Update: 6/20/2013

By BitcoDavid

Boston Center for Refugee Health and Human Rights
And this was just for forgetting to replace the toner!
Boston Center for Refugee Health and Human Rights

Here at DeafInPrison.com, we’re not above admitting to a mistake. After all, we make so few of them. But alas, to err is Human. Yesterday, we posted the story of a 12 year-old girl who was denied the right to use ASL on a New Jersey school bus. Well, it turns out that story occurred in 2001 – and was settled. We got the story through FaceBook, from abcnews.go.com, an online aggregator of ABC News Corporation. They date the page as April 18, but neglect to include the year. Sources tell me, this is a common practice of theirs, and they do it to draw views to their site.

I am truly sorry this happened. I’m whetting up the cane-whip, and the army of fact checkers, here at the massive DeafInPrison.com Plaza, have each been sentenced to a dozen lashes.

All kidding aside, you have my apology.

Wampus Country
Wampus Country

On the 17th of June, we posted a humorous piece on Darwinian Criminals. The title of that piece was in homage to one of my personal heroes – Bugs Bunny – who commonly would refer to those of lesser intelligence then himself, as maroons. We’ve all seen him chewing his carrot and saying, “Whatamaroon!” Well, much to my chagrin, it turns out there are actually people who identify, ethnically, as Maroons. It appears, the Maroon people were escaped slaves from the West Indies and the Americas, who formed independent settlements and intermarried with indigenous populations. I always thought it was a play on the words moron and the color maroon.

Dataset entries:

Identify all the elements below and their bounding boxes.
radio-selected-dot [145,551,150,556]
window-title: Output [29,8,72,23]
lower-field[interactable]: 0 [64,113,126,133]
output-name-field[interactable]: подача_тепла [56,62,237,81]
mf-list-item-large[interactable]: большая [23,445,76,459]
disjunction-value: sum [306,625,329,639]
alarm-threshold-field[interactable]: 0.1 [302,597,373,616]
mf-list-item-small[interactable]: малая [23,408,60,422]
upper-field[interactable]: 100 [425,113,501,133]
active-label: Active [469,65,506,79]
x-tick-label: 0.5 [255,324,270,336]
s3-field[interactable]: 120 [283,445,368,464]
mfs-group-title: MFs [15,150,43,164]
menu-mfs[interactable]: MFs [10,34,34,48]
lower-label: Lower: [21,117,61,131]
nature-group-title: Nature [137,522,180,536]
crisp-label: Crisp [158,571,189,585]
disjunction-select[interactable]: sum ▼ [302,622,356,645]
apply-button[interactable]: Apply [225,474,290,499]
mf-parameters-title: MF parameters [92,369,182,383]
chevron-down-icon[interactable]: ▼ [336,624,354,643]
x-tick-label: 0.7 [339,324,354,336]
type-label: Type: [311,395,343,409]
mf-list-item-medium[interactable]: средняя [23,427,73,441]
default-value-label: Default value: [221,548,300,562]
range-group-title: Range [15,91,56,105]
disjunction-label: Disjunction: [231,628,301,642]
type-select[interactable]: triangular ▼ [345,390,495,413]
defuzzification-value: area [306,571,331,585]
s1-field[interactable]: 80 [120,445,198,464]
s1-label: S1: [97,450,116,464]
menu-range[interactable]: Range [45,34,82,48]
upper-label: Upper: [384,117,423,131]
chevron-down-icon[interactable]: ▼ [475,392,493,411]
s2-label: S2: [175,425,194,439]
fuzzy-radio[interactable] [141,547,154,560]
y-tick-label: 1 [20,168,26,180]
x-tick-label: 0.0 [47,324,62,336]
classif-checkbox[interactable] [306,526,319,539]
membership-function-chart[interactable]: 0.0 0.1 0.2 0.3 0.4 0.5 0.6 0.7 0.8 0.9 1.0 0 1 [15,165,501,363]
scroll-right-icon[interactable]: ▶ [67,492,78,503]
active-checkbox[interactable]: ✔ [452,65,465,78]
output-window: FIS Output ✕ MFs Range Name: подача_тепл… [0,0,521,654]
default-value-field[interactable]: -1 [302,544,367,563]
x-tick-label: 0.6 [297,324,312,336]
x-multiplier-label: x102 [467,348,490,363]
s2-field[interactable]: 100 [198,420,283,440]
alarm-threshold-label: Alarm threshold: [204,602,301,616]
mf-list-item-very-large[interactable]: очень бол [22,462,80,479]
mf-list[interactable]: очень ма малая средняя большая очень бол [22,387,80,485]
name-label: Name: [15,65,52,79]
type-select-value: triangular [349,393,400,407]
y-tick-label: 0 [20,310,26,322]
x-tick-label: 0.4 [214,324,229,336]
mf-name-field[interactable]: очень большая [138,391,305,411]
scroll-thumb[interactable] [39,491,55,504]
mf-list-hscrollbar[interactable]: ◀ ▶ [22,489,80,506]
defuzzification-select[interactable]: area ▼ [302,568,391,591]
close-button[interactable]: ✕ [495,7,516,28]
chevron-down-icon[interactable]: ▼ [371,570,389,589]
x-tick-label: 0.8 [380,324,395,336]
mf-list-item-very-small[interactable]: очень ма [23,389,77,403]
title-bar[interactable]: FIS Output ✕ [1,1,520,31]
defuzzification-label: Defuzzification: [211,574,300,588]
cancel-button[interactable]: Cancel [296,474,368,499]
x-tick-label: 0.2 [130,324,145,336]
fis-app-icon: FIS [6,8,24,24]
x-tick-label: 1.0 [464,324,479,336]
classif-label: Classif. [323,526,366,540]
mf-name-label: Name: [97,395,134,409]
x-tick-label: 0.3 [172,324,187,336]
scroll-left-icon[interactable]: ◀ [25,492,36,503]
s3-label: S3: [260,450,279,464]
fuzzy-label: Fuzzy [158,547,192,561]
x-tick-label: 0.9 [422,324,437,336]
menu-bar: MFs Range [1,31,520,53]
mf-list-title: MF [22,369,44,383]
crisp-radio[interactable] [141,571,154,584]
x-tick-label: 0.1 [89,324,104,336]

COMPLETE THE FOLLOWING:
1. List every date or year mentioned in the DeafInPrison.com corrections post.
2. Continue the DeafInPrison.com corrections post from its last sentence.

RESPONSES TO THE EXERCISE:
1.
- 6/20/2013
- 2001
- April 18
- the 17th of June

2.
Of course, it was never my intention to hurt or insult anyone – other than the actual Darwinian Criminals – and for that too, you have my apology.

I don't know why they call it the humerus, there's really nothing funny about it. Medical Art Library
I don’t know why they call it the humerus, there’s really nothing funny about it. Medical Art Library

And lastly – albeit with a broken wing, reconstructed with pipes, screws, and countless other medical marvels – and in great pain, Marsha Graham managed to attend last night’s ASL meetup. It was an opportunity for us to talk regarding the numerous projects we’ve got in the can, together. Of course we did most of that talking in English, which kind of defeats the point of the ASL group – and seriously cut into my sorely needed lesson, but it was good to see her, and actually necessary, to get some of these details hammered out. I did however, learn the 4 seasons though, as well as the sign for best friend, and the difference between hard (as in difficult) and problem – two very similar signs. So now I can count, spell, do the days of the week, family members and a few other very basic signs.

I find that the most difficult part is that I’m a talker. I can talk the leaves off the trees. It is unusual for me to be the one guy in a room, who can’t express himself as freely or as well as anybody else. On the other hand, that’s a blessing in disguise, because it forces me to shut up and observe. That way I can learn more.

BitcoDavid is a blogger and a blog site consultant. In former lives, he was an audio engineer, a videographer, a teacher – even a cab driver. He is an avid health and fitness enthusiast and a Pro/Am boxer. He has spent years working with diet and exercise to combat obesity and obesity related illness.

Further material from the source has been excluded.